— BEGIN Selected passage —
The Link Between National Security and Climate Change in Asia

Mergui Archipelago. River delta of the Irrawady, a river that flows from north to south through Myanmar. Elements of this image furnished by NASA.

The White House is preparing to launch a Leaders Summit on Climate hosted by President Joe Biden beginning Thursday. 40 World leaders were invited to participate in the two-day series of conversations on climate and emissions as The Washington Post quotes anonymous sources saying the Biden administration is expected to commit to cutting U.S. greenhouse gas emissions by at least 50 percent by 2030.

Chinese President Xi Jinping is expected to be among the leaders attending and in a rare statement of cooperation amid heightened tensions on other issues-  including Taiwan, trade and actions in the South China Sea – the US and China issued a joint statement ahead of the summit, pledging cooperation and urgent progress on climate issues.
— END Selected passage —
## [Short problem a]
In the climate article, why is the joint statement from the US and China described as a rare statement of cooperation? Answer in one to three sentences.
The data entries have no connection to the climate article above.
— BEGIN Material to process —
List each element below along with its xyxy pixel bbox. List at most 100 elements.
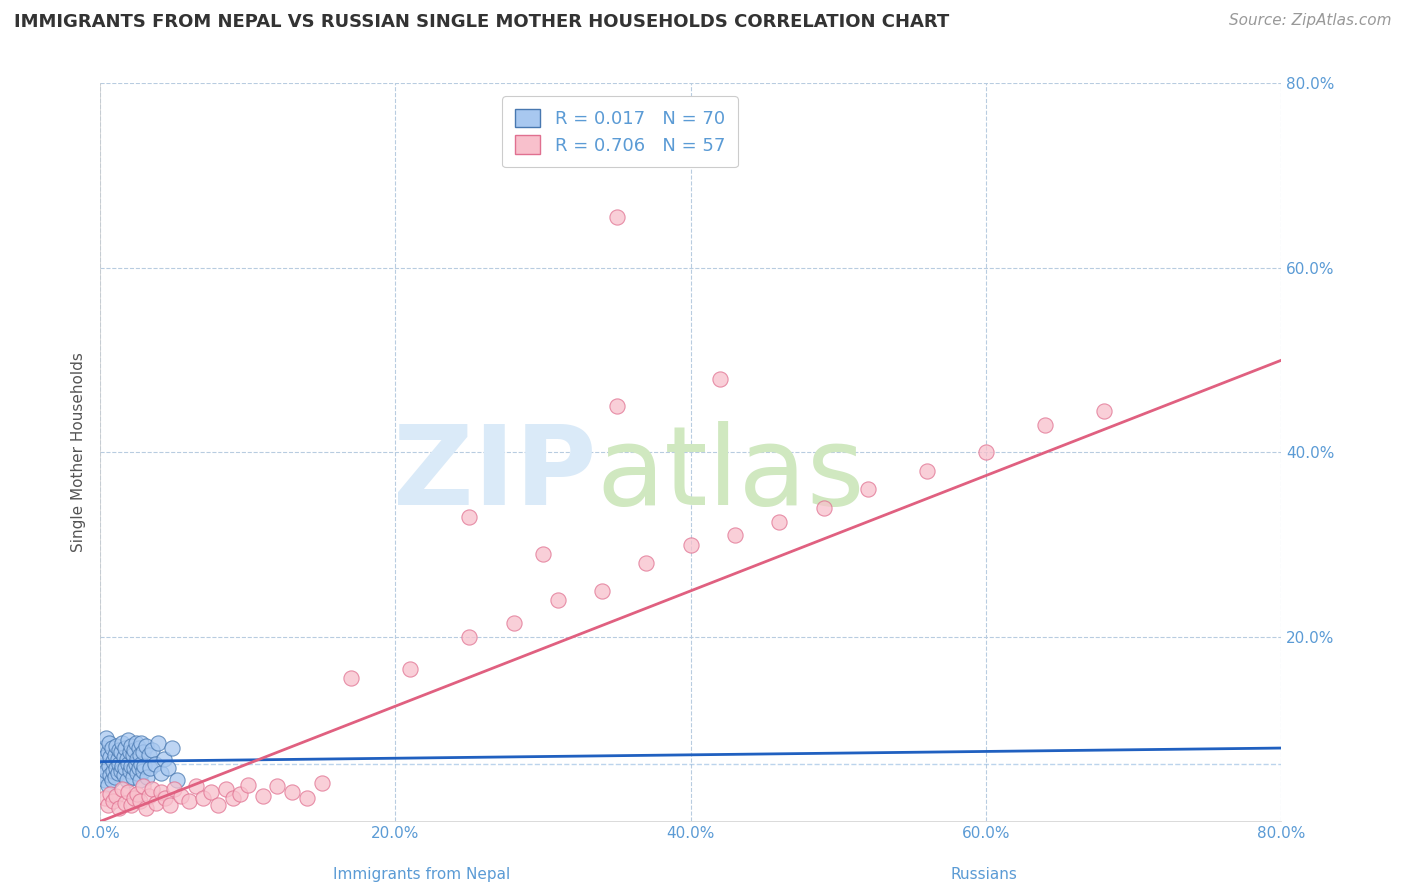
Point [132, 745, 155, 759]
Point [157, 761, 180, 775]
Legend: R = 0.017   N = 70, R = 0.706   N = 57: R = 0.017 N = 70, R = 0.706 N = 57 [502, 96, 738, 168]
Point [107, 766, 129, 780]
Point [143, 757, 166, 772]
Point [120, 739, 142, 753]
Point [606, 400, 628, 414]
Point [103, 794, 125, 808]
Point [115, 752, 138, 766]
Point [606, 211, 628, 225]
Point [122, 742, 145, 756]
Point [531, 547, 554, 561]
Point [141, 782, 163, 797]
Point [129, 772, 152, 787]
Point [124, 736, 146, 750]
Point [266, 780, 288, 794]
Point [105, 789, 128, 803]
Point [115, 772, 138, 787]
Text: Source: ZipAtlas.com: Source: ZipAtlas.com [1229, 13, 1392, 29]
Point [111, 736, 134, 750]
Point [120, 797, 142, 812]
Point [502, 616, 524, 631]
Point [110, 745, 132, 759]
Point [132, 764, 155, 778]
Point [170, 789, 193, 803]
Point [111, 782, 134, 797]
Point [112, 768, 135, 782]
Point [101, 740, 124, 755]
Point [108, 757, 131, 772]
Point [162, 740, 184, 755]
Point [104, 770, 127, 784]
Point [709, 371, 731, 385]
Point [114, 796, 136, 810]
Point [207, 797, 229, 812]
Point [117, 757, 139, 772]
Point [121, 747, 143, 762]
Point [105, 739, 128, 753]
Point [104, 747, 127, 762]
Point [124, 757, 146, 772]
Point [152, 752, 174, 766]
Point [107, 752, 129, 766]
Point [131, 757, 153, 772]
Point [163, 782, 186, 797]
Point [591, 583, 613, 598]
Point [236, 778, 259, 792]
Point [131, 736, 153, 750]
Point [117, 785, 139, 799]
Point [93, 772, 115, 787]
Point [93, 750, 115, 764]
Point [1092, 404, 1115, 418]
Point [96, 778, 118, 792]
Point [103, 764, 125, 778]
Point [340, 672, 363, 686]
Point [103, 755, 125, 769]
Point [129, 794, 152, 808]
Point [100, 750, 122, 764]
Point [125, 752, 148, 766]
Point [295, 791, 318, 805]
Point [458, 510, 481, 524]
Point [281, 785, 304, 799]
Point [135, 739, 157, 753]
Point [94, 731, 117, 746]
Point [200, 785, 222, 799]
Point [117, 733, 139, 747]
Point [149, 785, 172, 799]
Point [134, 759, 156, 773]
Point [101, 772, 124, 787]
Point [118, 764, 141, 778]
Text: Immigrants from Nepal: Immigrants from Nepal [333, 867, 510, 881]
Point [108, 742, 131, 756]
Point [122, 791, 145, 805]
Point [114, 740, 136, 755]
Text: Russians: Russians [950, 867, 1018, 881]
Point [252, 789, 274, 803]
Point [105, 761, 128, 775]
Point [125, 766, 148, 780]
Point [136, 770, 159, 784]
Point [121, 770, 143, 784]
Point [128, 761, 150, 775]
Point [125, 787, 148, 801]
Point [166, 772, 188, 787]
Point [108, 800, 131, 814]
Point [94, 764, 117, 778]
Point [135, 800, 157, 814]
Point [222, 791, 245, 805]
Point [214, 782, 236, 797]
Point [159, 797, 181, 812]
Point [768, 515, 790, 529]
Point [141, 742, 163, 756]
Point [90, 759, 112, 773]
Point [311, 775, 333, 789]
Point [118, 745, 141, 759]
Point [813, 500, 835, 515]
Point [93, 791, 115, 805]
Point [193, 791, 215, 805]
Point [132, 780, 155, 794]
Point [96, 745, 118, 759]
Point [856, 483, 879, 497]
Point [128, 740, 150, 755]
Point [399, 662, 422, 676]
— END Material to process —
## [Short problem b]
Print the lines of the data entries from the line that contains "Point [132, 745, 155, 759]" through the line that contains "Point [110, 745, 132, 759]", both included.

## [Response a]
It came at a time of heightened tensions between the two countries on other issues, including Taiwan, trade and actions in the South China Sea.

## [Response b]
Point [132, 745, 155, 759]
Point [157, 761, 180, 775]
Legend: R = 0.017   N = 70, R = 0.706   N = 57: R = 0.017 N = 70, R = 0.706 N = 57 [502, 96, 738, 168]
Point [107, 766, 129, 780]
Point [143, 757, 166, 772]
Point [120, 739, 142, 753]
Point [606, 400, 628, 414]
Point [103, 794, 125, 808]
Point [115, 752, 138, 766]
Point [606, 211, 628, 225]
Point [122, 742, 145, 756]
Point [531, 547, 554, 561]
Point [141, 782, 163, 797]
Point [129, 772, 152, 787]
Point [124, 736, 146, 750]
Point [266, 780, 288, 794]
Point [105, 789, 128, 803]
Point [115, 772, 138, 787]
Text: Source: ZipAtlas.com: Source: ZipAtlas.com [1229, 13, 1392, 29]
Point [111, 736, 134, 750]
Point [120, 797, 142, 812]
Point [502, 616, 524, 631]
Point [110, 745, 132, 759]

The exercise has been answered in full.